* **AVAILABLE DATA**:
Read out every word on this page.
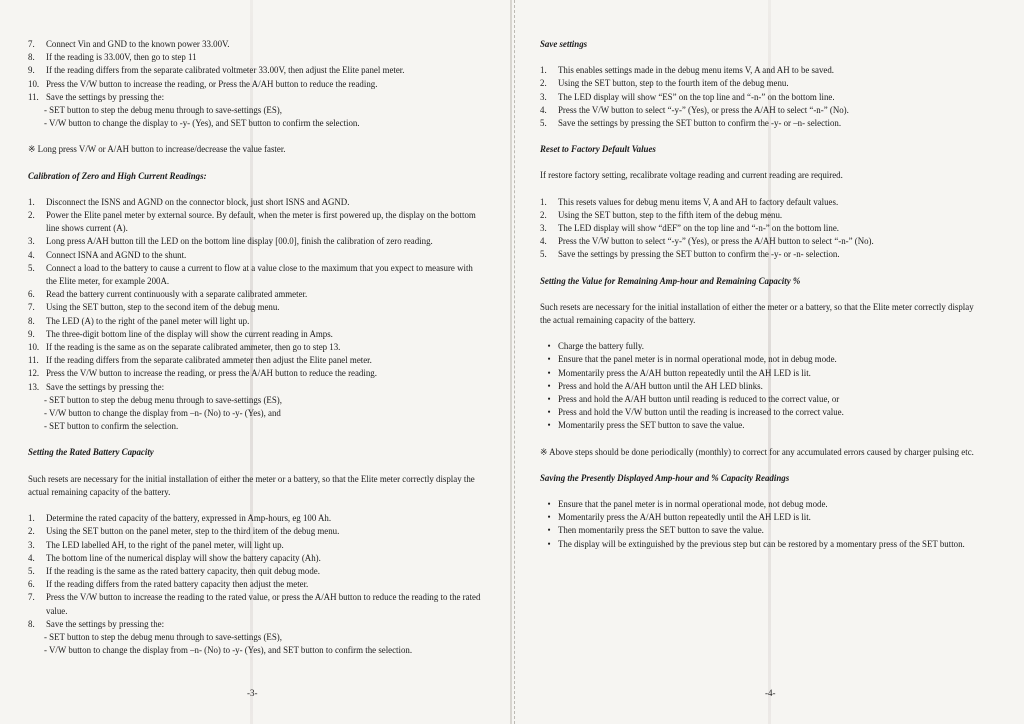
7.	Connect Vin and GND to the known power 33.00V.
8.	If the reading is 33.00V, then go to step 11
9.	If the reading differs from the separate calibrated voltmeter 33.00V, then adjust the Elite panel meter.
10. Press the V/W button to increase the reading, or Press the A/AH button to reduce the reading.
11. Save the settings by pressing the:
- SET button to step the debug menu through to save-settings (ES),
- V/W button to change the display to -y- (Yes), and SET button to confirm the selection.

※ Long press V/W or A/AH button to increase/decrease the value faster.

Calibration of Zero and High Current Readings:

1.	Disconnect the ISNS and AGND on the connector block, just short ISNS and AGND.
2.	Power the Elite panel meter by external source. By default, when the meter is first powered up, the display on the bottom line shows current (A).
3.	Long press A/AH button till the LED on the bottom line display [00.0], finish the calibration of zero reading.
4.	Connect ISNA and AGND to the shunt.
5.	Connect a load to the battery to cause a current to flow at a value close to the maximum that you expect to measure with the Elite meter, for example 200A.
6.	Read the battery current continuously with a separate calibrated ammeter.
7.	Using the SET button, step to the second item of the debug menu.
8.	The LED (A) to the right of the panel meter will light up.
9.	The three-digit bottom line of the display will show the current reading in Amps.
10. If the reading is the same as on the separate calibrated ammeter, then go to step 13.
11. If the reading differs from the separate calibrated ammeter then adjust the Elite panel meter.
12. Press the V/W button to increase the reading, or press the A/AH button to reduce the reading.
13. Save the settings by pressing the:
- SET button to step the debug menu through to save-settings (ES),
- V/W button to change the display from –n- (No) to -y- (Yes), and
- SET button to confirm the selection.

Setting the Rated Battery Capacity

Such resets are necessary for the initial installation of either the meter or a battery, so that the Elite meter correctly display the actual remaining capacity of the battery.

1.	Determine the rated capacity of the battery, expressed in Amp-hours, eg 100 Ah.
2.	Using the SET button on the panel meter, step to the third item of the debug menu.
3.	The LED labelled AH, to the right of the panel meter, will light up.
4.	The bottom line of the numerical display will show the battery capacity (Ah).
5.	If the reading is the same as the rated battery capacity, then quit debug mode.
6.	If the reading differs from the rated battery capacity then adjust the meter.
7.	Press the V/W button to increase the reading to the rated value, or press the A/AH button to reduce the reading to the rated value.
8.	Save the settings by pressing the:
- SET button to step the debug menu through to save-settings (ES),
- V/W button to change the display from –n- (No) to -y- (Yes), and SET button to confirm the selection.
-3-

Save settings

1.	This enables settings made in the debug menu items V, A and AH to be saved.
2.	Using the SET button, step to the fourth item of the debug menu.
3.	The LED display will show “ES” on the top line and “-n-” on the bottom line.
4.	Press the V/W button to select “-y-” (Yes), or press the A/AH to select “-n-” (No).
5.	Save the settings by pressing the SET button to confirm the -y- or –n- selection.

Reset to Factory Default Values

If restore factory setting, recalibrate voltage reading and current reading are required.

1.	This resets values for debug menu items V, A and AH to factory default values.
2.	Using the SET button, step to the fifth item of the debug menu.
3.	The LED display will show “dEF” on the top line and “-n-” on the bottom line.
4.	Press the V/W button to select “-y-” (Yes), or press the A/AH button to select “-n-” (No).
5.	Save the settings by pressing the SET button to confirm the -y- or -n- selection.

Setting the Value for Remaining Amp-hour and Remaining Capacity %

Such resets are necessary for the initial installation of either the meter or a battery, so that the Elite meter correctly display the actual remaining capacity of the battery.

• Charge the battery fully.
• Ensure that the panel meter is in normal operational mode, not in debug mode.
• Momentarily press the A/AH button repeatedly until the AH LED is lit.
• Press and hold the A/AH button until the AH LED blinks.
• Press and hold the A/AH button until reading is reduced to the correct value, or
• Press and hold the V/W button until the reading is increased to the correct value.
• Momentarily press the SET button to save the value.

※ Above steps should be done periodically (monthly) to correct for any accumulated errors caused by charger pulsing etc.

Saving the Presently Displayed Amp-hour and % Capacity Readings

• Ensure that the panel meter is in normal operational mode, not debug mode.
• Momentarily press the A/AH button repeatedly until the AH LED is lit.
• Then momentarily press the SET button to save the value.
• The display will be extinguished by the previous step but can be restored by a momentary press of the SET button.
-4-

* **GOAL OF THE EXERCISE**:
Give the number of lines that hold the word "light" in these records, with nothing added.

* **IN RESPONSE**:
2